═════ Input material

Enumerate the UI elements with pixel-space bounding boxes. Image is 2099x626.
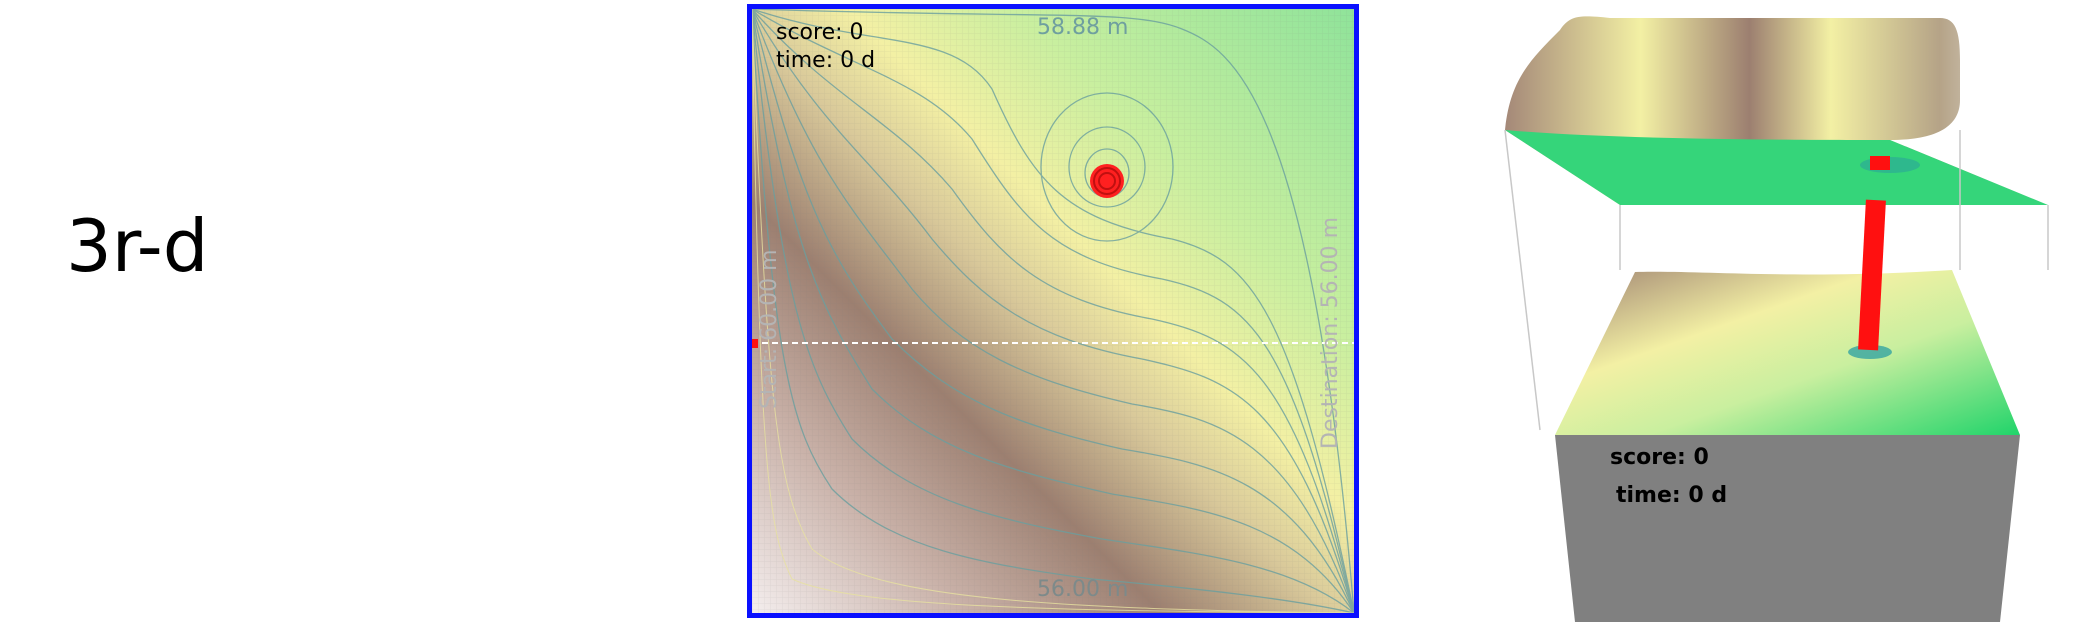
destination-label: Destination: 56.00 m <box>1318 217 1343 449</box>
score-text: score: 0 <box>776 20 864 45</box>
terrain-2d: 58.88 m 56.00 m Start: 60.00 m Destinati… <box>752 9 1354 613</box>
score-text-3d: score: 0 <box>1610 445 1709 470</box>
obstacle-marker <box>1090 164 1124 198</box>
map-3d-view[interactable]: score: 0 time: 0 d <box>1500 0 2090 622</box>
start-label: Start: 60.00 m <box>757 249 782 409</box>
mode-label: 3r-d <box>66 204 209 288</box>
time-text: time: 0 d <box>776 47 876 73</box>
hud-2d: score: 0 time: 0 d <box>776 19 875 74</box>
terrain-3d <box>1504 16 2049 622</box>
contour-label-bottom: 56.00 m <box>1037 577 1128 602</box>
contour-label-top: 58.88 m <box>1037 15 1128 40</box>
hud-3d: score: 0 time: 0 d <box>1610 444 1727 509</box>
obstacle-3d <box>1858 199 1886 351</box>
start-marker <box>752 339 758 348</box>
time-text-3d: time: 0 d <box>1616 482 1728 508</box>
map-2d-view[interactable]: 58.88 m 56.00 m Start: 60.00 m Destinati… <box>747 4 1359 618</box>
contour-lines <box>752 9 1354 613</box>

══════════

Brief: Reproduce all of the material above word for word, leaving out the picture.

Solution for this task:
Enumerate the UI elements with pixel-space bounding boxes. Image is 2099x626.
destination-label: Destination: 56.00 m <box>1318 217 1343 449</box>
score-text: score: 0 <box>776 20 864 45</box>
terrain-2d: 58.88 m 56.00 m Start: 60.00 m Destinati… <box>752 9 1354 613</box>
score-text-3d: score: 0 <box>1610 445 1709 470</box>
obstacle-marker <box>1090 164 1124 198</box>
map-3d-view[interactable]: score: 0 time: 0 d <box>1500 0 2090 622</box>
start-label: Start: 60.00 m <box>757 249 782 409</box>
mode-label: 3r-d <box>66 204 209 288</box>
time-text: time: 0 d <box>776 47 876 73</box>
hud-2d: score: 0 time: 0 d <box>776 19 875 74</box>
terrain-3d <box>1504 16 2049 622</box>
contour-label-bottom: 56.00 m <box>1037 577 1128 602</box>
contour-label-top: 58.88 m <box>1037 15 1128 40</box>
hud-3d: score: 0 time: 0 d <box>1610 444 1727 509</box>
obstacle-3d <box>1858 199 1886 351</box>
start-marker <box>752 339 758 348</box>
time-text-3d: time: 0 d <box>1616 482 1728 508</box>
map-2d-view[interactable]: 58.88 m 56.00 m Start: 60.00 m Destinati… <box>747 4 1359 618</box>
contour-lines <box>752 9 1354 613</box>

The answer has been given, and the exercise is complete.